Still other negotiators pushed to make the institutions’ report cards more accessible.
The potential of value-added and other outcomes-based reporting measures was received with cautious optimism overall.
“I think that if done correctly, it will help us address what the National Research Council in its [2010] report lamented as a huge deficit in our discipline, and that’s the absence of a national database” on teacher education practices, said panelist James G. Cibulka, the president of the Washington-based National Council for the Accreditation of Teacher Education.
“This report [card], as I understand it, would allow us to begin to build that national database,” Mr. Cibulka said, “and also, to link to characteristics of the program and allow us to build a better knowledge base about what quality is and how to institutionalize it.” Michael Morehead, an alternate negotiator and the dean of the college of education at New Mexico State University, said he supports the use of surveys. But he seemed less sanguine about the use of value-added measures.
“To track students as they go into teaching, it’s an incredibly expensive undertaking, and I’m not sure the amount of money we’ll spend will help us improve our programs,” he said.
Questions of Law
The negotiators debated the reach of the Education Department’s authority to alter one particular aspect of the Title II requirements.
The Higher Education Act says that states have the authority to set the criteria used to determine at-risk or low-performing programs. Historically, states have identified few such programs; last year, only 38 of the approximately 1,400 teacher education programs in the nation were so designated.
But the law also says that the U.S. secretary of education can issue regulations dealing with the “reliability, validity, integrity, and accuracy” of such data, and Education Department officials contend that language gives the agency the authority to outline basic acceptable parameters for those criteria.

·····

WHAT TO WORK ON
According to the passage on teacher education reporting, how many teacher education programs were designated at-risk or low-performing last year? Answer from the text alone.

Page segmentation data
·····

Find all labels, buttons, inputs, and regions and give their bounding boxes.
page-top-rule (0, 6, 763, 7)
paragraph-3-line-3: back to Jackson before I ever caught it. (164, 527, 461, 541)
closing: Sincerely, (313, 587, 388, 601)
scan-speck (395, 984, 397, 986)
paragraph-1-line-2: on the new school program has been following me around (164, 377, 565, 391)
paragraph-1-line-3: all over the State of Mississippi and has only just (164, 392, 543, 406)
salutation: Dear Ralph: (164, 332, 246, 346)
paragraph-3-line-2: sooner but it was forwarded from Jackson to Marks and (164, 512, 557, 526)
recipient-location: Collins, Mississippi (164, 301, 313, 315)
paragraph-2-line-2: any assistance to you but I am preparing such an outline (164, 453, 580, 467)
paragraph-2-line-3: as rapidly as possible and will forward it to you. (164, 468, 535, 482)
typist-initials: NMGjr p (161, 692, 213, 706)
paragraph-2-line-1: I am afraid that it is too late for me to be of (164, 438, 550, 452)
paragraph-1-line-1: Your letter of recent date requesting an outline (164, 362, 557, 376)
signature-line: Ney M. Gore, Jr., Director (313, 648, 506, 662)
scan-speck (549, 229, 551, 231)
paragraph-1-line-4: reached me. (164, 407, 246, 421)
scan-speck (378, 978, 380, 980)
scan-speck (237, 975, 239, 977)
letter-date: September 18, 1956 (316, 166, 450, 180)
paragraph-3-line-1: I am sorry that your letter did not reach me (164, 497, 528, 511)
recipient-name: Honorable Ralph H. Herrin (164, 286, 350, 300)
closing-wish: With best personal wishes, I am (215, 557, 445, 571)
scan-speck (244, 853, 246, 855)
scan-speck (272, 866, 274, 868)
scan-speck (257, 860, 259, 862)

·····

EXERCISE OUTPUT
Only 38 of the approximately 1,400 teacher education programs in the nation.